** begin LISTED RECORDS **

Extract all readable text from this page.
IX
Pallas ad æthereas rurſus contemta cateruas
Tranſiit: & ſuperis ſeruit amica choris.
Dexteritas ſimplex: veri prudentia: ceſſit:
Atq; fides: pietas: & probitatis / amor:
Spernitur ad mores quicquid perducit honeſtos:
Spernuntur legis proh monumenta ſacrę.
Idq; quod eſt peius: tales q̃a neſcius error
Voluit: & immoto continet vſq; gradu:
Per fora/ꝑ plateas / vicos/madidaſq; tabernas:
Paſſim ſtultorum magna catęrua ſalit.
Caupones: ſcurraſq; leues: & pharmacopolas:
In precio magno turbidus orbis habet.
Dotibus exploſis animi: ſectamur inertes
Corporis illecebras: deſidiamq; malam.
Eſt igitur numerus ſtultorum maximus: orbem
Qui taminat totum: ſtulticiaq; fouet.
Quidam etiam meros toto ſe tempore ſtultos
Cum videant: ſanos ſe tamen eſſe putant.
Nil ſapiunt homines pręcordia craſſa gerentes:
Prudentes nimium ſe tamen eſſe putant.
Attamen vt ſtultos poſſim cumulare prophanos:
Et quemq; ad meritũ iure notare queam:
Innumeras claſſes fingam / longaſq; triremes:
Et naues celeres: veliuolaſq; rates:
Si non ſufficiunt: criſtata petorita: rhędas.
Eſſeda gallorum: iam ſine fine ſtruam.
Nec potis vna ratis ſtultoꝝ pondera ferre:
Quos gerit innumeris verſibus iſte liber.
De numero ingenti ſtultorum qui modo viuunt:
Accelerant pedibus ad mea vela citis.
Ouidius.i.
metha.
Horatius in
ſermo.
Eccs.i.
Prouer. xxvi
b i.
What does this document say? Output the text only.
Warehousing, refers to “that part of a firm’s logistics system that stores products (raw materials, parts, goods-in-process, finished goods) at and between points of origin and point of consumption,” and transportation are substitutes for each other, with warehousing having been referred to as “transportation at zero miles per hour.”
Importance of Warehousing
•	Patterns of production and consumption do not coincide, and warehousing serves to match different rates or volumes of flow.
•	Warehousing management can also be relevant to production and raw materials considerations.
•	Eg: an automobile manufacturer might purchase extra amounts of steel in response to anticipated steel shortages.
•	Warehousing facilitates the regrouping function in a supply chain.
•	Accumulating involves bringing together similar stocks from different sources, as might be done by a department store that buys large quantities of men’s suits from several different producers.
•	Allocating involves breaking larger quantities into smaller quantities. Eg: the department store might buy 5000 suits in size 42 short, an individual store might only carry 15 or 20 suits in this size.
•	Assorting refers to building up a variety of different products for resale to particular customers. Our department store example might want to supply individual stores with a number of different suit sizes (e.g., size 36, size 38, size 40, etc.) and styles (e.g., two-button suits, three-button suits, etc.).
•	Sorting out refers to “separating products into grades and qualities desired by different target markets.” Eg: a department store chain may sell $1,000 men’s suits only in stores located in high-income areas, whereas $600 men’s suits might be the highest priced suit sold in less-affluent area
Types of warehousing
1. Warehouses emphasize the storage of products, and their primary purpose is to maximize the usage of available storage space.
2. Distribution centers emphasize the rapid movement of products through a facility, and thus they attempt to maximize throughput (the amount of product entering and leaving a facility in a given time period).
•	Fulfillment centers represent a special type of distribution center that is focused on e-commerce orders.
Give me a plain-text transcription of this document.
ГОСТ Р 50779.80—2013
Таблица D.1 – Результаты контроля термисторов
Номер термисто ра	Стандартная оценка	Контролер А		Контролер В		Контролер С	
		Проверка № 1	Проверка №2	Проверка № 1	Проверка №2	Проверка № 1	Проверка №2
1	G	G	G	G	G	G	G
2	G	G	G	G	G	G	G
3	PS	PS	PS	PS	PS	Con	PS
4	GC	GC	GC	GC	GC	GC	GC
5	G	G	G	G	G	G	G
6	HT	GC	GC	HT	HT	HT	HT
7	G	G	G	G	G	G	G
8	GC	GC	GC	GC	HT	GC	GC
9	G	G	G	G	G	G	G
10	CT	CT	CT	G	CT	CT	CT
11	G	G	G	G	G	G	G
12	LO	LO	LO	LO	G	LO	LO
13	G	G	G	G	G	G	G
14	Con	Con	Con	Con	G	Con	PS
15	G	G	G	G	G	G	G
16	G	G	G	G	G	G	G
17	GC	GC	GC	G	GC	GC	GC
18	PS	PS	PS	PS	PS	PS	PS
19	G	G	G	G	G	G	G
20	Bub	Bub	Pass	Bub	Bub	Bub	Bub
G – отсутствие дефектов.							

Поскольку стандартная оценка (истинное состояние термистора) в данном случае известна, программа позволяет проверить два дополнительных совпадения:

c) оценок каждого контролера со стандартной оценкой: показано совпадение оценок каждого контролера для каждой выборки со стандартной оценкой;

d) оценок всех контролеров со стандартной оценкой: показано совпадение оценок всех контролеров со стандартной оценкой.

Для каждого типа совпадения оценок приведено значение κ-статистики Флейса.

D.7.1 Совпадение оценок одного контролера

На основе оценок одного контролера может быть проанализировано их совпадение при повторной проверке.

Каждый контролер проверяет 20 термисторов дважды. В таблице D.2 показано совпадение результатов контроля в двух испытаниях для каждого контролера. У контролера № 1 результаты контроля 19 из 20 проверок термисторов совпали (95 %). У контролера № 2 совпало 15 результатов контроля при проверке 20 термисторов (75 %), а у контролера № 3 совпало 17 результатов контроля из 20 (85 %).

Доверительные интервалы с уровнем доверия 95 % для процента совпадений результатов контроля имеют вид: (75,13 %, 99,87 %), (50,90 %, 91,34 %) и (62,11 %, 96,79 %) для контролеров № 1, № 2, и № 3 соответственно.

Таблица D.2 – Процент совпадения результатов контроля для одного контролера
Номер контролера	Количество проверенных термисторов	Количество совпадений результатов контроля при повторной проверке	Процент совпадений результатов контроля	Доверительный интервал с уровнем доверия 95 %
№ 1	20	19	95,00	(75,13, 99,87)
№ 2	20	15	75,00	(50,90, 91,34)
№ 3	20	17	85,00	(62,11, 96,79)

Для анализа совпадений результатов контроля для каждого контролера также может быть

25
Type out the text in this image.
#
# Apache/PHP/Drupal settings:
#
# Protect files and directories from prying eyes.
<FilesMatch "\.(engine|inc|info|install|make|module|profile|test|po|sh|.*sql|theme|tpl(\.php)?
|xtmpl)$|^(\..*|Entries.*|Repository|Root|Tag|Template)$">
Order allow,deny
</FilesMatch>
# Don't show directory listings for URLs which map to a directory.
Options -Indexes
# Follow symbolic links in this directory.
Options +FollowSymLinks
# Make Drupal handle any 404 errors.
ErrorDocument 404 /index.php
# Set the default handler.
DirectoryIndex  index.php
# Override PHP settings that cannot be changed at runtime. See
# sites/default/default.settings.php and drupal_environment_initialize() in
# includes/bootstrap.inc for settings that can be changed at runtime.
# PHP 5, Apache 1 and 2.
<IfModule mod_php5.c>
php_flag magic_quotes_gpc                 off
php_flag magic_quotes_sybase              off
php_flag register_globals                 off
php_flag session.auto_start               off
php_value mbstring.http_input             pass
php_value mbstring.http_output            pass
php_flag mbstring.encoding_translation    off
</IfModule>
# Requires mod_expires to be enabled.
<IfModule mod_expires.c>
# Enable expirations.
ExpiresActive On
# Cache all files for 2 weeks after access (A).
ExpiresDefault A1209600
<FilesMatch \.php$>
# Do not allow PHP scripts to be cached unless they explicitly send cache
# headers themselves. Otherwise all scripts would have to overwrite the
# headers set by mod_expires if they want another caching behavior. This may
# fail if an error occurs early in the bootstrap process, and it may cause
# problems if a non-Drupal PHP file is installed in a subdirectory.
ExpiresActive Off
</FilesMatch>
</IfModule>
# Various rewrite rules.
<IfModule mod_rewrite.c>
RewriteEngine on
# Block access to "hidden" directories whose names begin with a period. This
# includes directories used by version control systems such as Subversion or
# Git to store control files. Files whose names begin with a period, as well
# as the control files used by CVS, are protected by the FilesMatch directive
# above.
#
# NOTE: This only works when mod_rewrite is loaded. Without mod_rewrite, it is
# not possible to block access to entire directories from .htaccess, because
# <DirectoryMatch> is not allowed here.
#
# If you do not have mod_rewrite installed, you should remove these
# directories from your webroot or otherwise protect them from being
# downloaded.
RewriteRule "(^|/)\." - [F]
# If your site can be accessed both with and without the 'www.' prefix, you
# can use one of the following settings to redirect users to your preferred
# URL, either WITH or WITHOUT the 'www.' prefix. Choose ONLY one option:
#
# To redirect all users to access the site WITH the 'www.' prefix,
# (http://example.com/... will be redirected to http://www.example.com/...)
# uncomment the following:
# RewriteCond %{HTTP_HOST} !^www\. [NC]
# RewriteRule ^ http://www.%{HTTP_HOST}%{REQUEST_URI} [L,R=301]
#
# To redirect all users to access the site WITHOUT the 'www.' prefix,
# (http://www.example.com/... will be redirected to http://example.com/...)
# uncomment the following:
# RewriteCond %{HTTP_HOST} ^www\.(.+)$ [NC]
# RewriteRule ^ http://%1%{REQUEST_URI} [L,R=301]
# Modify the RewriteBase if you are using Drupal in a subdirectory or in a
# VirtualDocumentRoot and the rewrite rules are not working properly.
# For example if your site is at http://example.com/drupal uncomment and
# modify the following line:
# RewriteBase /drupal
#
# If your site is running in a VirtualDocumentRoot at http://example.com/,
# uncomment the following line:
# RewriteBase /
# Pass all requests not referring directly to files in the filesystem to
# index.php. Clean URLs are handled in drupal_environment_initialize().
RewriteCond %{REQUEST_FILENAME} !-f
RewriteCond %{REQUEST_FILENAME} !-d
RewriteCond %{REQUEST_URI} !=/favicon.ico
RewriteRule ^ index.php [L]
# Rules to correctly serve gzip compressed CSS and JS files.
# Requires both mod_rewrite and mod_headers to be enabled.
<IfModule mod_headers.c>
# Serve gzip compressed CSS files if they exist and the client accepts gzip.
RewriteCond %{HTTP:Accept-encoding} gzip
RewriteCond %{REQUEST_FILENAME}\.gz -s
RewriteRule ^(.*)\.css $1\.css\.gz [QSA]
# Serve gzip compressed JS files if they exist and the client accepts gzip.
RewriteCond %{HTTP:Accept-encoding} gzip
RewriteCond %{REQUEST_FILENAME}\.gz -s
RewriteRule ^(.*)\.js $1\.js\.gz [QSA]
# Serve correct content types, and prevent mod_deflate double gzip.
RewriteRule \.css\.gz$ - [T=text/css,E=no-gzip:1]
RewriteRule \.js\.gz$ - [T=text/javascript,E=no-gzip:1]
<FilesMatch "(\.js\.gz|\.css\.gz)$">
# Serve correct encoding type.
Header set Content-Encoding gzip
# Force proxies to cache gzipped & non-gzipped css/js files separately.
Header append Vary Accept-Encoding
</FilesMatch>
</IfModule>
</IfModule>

** end LISTED RECORDS **

◆ **TASK**:
Extract every line from the records above that contains the word "VirtualDocumentRoot".

◆ **RESPONSE**:
# VirtualDocumentRoot and the rewrite rules are not working properly.
# If your site is running in a VirtualDocumentRoot at http://example.com/,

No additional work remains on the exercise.